- Problem statement
Reproduce every line of the records below with no changes, leaving out the pictures.

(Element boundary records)

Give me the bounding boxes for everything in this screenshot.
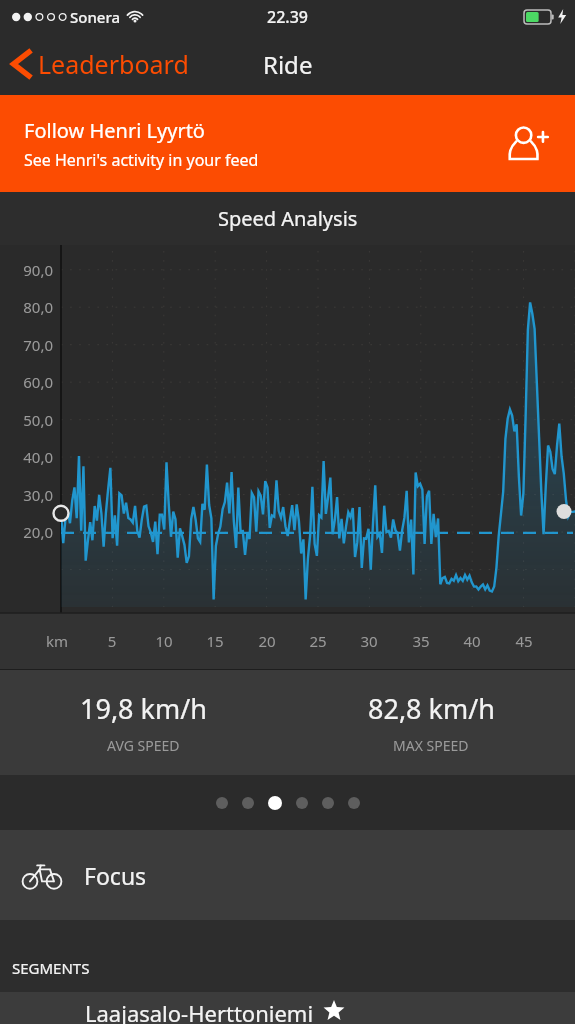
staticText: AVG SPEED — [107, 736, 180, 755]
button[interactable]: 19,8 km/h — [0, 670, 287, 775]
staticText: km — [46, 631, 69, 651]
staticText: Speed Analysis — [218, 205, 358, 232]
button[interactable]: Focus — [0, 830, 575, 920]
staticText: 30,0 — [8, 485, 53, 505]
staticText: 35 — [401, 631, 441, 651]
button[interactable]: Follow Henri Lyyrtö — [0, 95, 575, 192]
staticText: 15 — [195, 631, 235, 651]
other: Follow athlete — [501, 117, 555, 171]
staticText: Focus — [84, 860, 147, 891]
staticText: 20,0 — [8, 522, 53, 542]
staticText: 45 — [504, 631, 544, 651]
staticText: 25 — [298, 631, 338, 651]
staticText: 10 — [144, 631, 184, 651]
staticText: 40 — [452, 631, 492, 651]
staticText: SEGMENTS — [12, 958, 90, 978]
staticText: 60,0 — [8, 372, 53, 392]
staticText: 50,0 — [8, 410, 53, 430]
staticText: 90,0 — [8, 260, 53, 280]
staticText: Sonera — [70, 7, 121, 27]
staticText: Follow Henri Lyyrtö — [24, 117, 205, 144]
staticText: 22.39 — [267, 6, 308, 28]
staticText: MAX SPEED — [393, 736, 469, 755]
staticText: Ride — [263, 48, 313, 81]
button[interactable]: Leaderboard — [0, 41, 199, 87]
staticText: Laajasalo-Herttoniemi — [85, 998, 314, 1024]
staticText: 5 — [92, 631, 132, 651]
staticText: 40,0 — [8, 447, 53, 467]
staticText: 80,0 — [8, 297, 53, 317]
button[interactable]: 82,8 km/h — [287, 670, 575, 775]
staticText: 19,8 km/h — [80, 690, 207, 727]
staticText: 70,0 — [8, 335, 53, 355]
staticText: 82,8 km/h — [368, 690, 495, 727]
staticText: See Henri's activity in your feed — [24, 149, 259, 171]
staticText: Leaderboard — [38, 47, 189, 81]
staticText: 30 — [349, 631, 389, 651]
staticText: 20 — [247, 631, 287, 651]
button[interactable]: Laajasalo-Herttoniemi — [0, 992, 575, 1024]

- Response below
Give me the bounding boxes for everything in this screenshot.
staticText: AVG SPEED — [107, 736, 180, 755]
button[interactable]: 19,8 km/h — [0, 670, 287, 775]
staticText: km — [46, 631, 69, 651]
staticText: Speed Analysis — [218, 205, 358, 232]
button[interactable]: Focus — [0, 830, 575, 920]
staticText: 30,0 — [8, 485, 53, 505]
staticText: 35 — [401, 631, 441, 651]
button[interactable]: Follow Henri Lyyrtö — [0, 95, 575, 192]
staticText: 15 — [195, 631, 235, 651]
other: Follow athlete — [501, 117, 555, 171]
staticText: Focus — [84, 860, 147, 891]
staticText: 20,0 — [8, 522, 53, 542]
staticText: 45 — [504, 631, 544, 651]
staticText: 25 — [298, 631, 338, 651]
staticText: 10 — [144, 631, 184, 651]
staticText: 40 — [452, 631, 492, 651]
staticText: SEGMENTS — [12, 958, 90, 978]
staticText: 60,0 — [8, 372, 53, 392]
staticText: 50,0 — [8, 410, 53, 430]
staticText: 90,0 — [8, 260, 53, 280]
staticText: Sonera — [70, 7, 121, 27]
staticText: Follow Henri Lyyrtö — [24, 117, 205, 144]
staticText: 22.39 — [267, 6, 308, 28]
staticText: MAX SPEED — [393, 736, 469, 755]
staticText: Ride — [263, 48, 313, 81]
button[interactable]: Leaderboard — [0, 41, 199, 87]
staticText: Laajasalo-Herttoniemi — [85, 998, 314, 1024]
staticText: 5 — [92, 631, 132, 651]
staticText: 40,0 — [8, 447, 53, 467]
staticText: 80,0 — [8, 297, 53, 317]
button[interactable]: 82,8 km/h — [287, 670, 575, 775]
staticText: 19,8 km/h — [80, 690, 207, 727]
staticText: 70,0 — [8, 335, 53, 355]
staticText: 82,8 km/h — [368, 690, 495, 727]
staticText: See Henri's activity in your feed — [24, 149, 259, 171]
staticText: Leaderboard — [38, 47, 189, 81]
staticText: 30 — [349, 631, 389, 651]
staticText: 20 — [247, 631, 287, 651]
button[interactable]: Laajasalo-Herttoniemi — [0, 992, 575, 1024]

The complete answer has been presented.